• EXERCISE AIM
Quote the entries that follow exactly, leaving none out.

— start PROVIDED RECORDS —

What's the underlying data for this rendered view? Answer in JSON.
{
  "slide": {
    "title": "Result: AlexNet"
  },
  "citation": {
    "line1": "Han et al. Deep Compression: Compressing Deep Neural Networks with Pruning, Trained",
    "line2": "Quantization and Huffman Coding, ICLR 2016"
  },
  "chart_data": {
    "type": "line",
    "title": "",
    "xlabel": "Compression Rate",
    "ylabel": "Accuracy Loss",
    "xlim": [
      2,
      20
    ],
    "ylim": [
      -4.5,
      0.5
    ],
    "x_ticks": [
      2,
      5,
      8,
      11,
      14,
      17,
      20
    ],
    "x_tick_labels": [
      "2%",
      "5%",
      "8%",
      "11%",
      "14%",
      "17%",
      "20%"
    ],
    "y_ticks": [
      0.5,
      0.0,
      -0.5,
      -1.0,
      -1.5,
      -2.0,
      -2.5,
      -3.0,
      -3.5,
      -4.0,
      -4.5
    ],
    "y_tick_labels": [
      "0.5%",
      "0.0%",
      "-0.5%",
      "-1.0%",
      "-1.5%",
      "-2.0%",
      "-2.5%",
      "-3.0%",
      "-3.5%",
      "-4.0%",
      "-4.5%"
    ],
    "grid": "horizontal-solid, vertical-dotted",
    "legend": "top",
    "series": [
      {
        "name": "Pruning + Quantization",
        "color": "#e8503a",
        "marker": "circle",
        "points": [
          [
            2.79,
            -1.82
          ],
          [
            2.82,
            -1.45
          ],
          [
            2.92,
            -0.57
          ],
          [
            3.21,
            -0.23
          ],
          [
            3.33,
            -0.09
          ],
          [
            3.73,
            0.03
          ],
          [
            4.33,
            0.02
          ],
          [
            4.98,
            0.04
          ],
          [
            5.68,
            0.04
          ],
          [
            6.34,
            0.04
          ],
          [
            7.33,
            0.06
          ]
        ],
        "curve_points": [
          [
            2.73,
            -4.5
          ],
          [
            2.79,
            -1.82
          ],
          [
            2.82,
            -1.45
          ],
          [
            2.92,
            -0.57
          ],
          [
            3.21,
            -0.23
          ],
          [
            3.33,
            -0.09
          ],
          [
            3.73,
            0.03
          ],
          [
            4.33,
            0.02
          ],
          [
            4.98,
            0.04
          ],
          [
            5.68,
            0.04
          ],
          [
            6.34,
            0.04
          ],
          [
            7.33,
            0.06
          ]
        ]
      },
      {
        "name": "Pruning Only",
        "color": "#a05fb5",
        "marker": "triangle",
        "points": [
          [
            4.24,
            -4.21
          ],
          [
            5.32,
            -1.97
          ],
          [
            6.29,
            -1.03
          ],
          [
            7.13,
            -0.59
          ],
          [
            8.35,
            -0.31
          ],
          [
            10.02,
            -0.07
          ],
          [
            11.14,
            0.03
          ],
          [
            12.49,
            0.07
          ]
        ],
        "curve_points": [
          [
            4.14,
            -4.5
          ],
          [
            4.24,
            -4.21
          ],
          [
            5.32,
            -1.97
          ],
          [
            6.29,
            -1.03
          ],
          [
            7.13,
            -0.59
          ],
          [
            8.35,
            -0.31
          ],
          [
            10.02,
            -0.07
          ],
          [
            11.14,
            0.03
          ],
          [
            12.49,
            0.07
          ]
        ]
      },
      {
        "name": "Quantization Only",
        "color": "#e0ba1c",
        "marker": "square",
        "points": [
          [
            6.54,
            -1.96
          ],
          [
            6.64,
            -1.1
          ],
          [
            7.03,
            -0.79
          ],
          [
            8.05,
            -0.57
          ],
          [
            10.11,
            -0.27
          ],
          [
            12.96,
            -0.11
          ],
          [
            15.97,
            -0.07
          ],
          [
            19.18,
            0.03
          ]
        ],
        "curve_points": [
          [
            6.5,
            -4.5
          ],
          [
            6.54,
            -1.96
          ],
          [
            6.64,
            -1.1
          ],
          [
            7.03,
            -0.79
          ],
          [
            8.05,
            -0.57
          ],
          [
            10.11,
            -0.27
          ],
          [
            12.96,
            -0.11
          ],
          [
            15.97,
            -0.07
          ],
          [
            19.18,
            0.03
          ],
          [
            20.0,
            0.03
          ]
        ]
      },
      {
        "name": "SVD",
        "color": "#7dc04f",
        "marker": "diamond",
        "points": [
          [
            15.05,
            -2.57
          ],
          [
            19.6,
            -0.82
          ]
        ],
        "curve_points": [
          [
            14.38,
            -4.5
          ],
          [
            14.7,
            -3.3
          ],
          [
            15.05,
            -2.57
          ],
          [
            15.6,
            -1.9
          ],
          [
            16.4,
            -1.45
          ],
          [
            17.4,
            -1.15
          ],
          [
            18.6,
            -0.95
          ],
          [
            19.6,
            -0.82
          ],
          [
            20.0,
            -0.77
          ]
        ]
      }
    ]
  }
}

— end PROVIDED RECORDS —

• SOLUTION
What's the underlying data for this rendered view? Answer in JSON.
{
  "slide": {
    "title": "Result: AlexNet"
  },
  "citation": {
    "line1": "Han et al. Deep Compression: Compressing Deep Neural Networks with Pruning, Trained",
    "line2": "Quantization and Huffman Coding, ICLR 2016"
  },
  "chart_data": {
    "type": "line",
    "title": "",
    "xlabel": "Compression Rate",
    "ylabel": "Accuracy Loss",
    "xlim": [
      2,
      20
    ],
    "ylim": [
      -4.5,
      0.5
    ],
    "x_ticks": [
      2,
      5,
      8,
      11,
      14,
      17,
      20
    ],
    "x_tick_labels": [
      "2%",
      "5%",
      "8%",
      "11%",
      "14%",
      "17%",
      "20%"
    ],
    "y_ticks": [
      0.5,
      0.0,
      -0.5,
      -1.0,
      -1.5,
      -2.0,
      -2.5,
      -3.0,
      -3.5,
      -4.0,
      -4.5
    ],
    "y_tick_labels": [
      "0.5%",
      "0.0%",
      "-0.5%",
      "-1.0%",
      "-1.5%",
      "-2.0%",
      "-2.5%",
      "-3.0%",
      "-3.5%",
      "-4.0%",
      "-4.5%"
    ],
    "grid": "horizontal-solid, vertical-dotted",
    "legend": "top",
    "series": [
      {
        "name": "Pruning + Quantization",
        "color": "#e8503a",
        "marker": "circle",
        "points": [
          [
            2.79,
            -1.82
          ],
          [
            2.82,
            -1.45
          ],
          [
            2.92,
            -0.57
          ],
          [
            3.21,
            -0.23
          ],
          [
            3.33,
            -0.09
          ],
          [
            3.73,
            0.03
          ],
          [
            4.33,
            0.02
          ],
          [
            4.98,
            0.04
          ],
          [
            5.68,
            0.04
          ],
          [
            6.34,
            0.04
          ],
          [
            7.33,
            0.06
          ]
        ],
        "curve_points": [
          [
            2.73,
            -4.5
          ],
          [
            2.79,
            -1.82
          ],
          [
            2.82,
            -1.45
          ],
          [
            2.92,
            -0.57
          ],
          [
            3.21,
            -0.23
          ],
          [
            3.33,
            -0.09
          ],
          [
            3.73,
            0.03
          ],
          [
            4.33,
            0.02
          ],
          [
            4.98,
            0.04
          ],
          [
            5.68,
            0.04
          ],
          [
            6.34,
            0.04
          ],
          [
            7.33,
            0.06
          ]
        ]
      },
      {
        "name": "Pruning Only",
        "color": "#a05fb5",
        "marker": "triangle",
        "points": [
          [
            4.24,
            -4.21
          ],
          [
            5.32,
            -1.97
          ],
          [
            6.29,
            -1.03
          ],
          [
            7.13,
            -0.59
          ],
          [
            8.35,
            -0.31
          ],
          [
            10.02,
            -0.07
          ],
          [
            11.14,
            0.03
          ],
          [
            12.49,
            0.07
          ]
        ],
        "curve_points": [
          [
            4.14,
            -4.5
          ],
          [
            4.24,
            -4.21
          ],
          [
            5.32,
            -1.97
          ],
          [
            6.29,
            -1.03
          ],
          [
            7.13,
            -0.59
          ],
          [
            8.35,
            -0.31
          ],
          [
            10.02,
            -0.07
          ],
          [
            11.14,
            0.03
          ],
          [
            12.49,
            0.07
          ]
        ]
      },
      {
        "name": "Quantization Only",
        "color": "#e0ba1c",
        "marker": "square",
        "points": [
          [
            6.54,
            -1.96
          ],
          [
            6.64,
            -1.1
          ],
          [
            7.03,
            -0.79
          ],
          [
            8.05,
            -0.57
          ],
          [
            10.11,
            -0.27
          ],
          [
            12.96,
            -0.11
          ],
          [
            15.97,
            -0.07
          ],
          [
            19.18,
            0.03
          ]
        ],
        "curve_points": [
          [
            6.5,
            -4.5
          ],
          [
            6.54,
            -1.96
          ],
          [
            6.64,
            -1.1
          ],
          [
            7.03,
            -0.79
          ],
          [
            8.05,
            -0.57
          ],
          [
            10.11,
            -0.27
          ],
          [
            12.96,
            -0.11
          ],
          [
            15.97,
            -0.07
          ],
          [
            19.18,
            0.03
          ],
          [
            20.0,
            0.03
          ]
        ]
      },
      {
        "name": "SVD",
        "color": "#7dc04f",
        "marker": "diamond",
        "points": [
          [
            15.05,
            -2.57
          ],
          [
            19.6,
            -0.82
          ]
        ],
        "curve_points": [
          [
            14.38,
            -4.5
          ],
          [
            14.7,
            -3.3
          ],
          [
            15.05,
            -2.57
          ],
          [
            15.6,
            -1.9
          ],
          [
            16.4,
            -1.45
          ],
          [
            17.4,
            -1.15
          ],
          [
            18.6,
            -0.95
          ],
          [
            19.6,
            -0.82
          ],
          [
            20.0,
            -0.77
          ]
        ]
      }
    ]
  }
}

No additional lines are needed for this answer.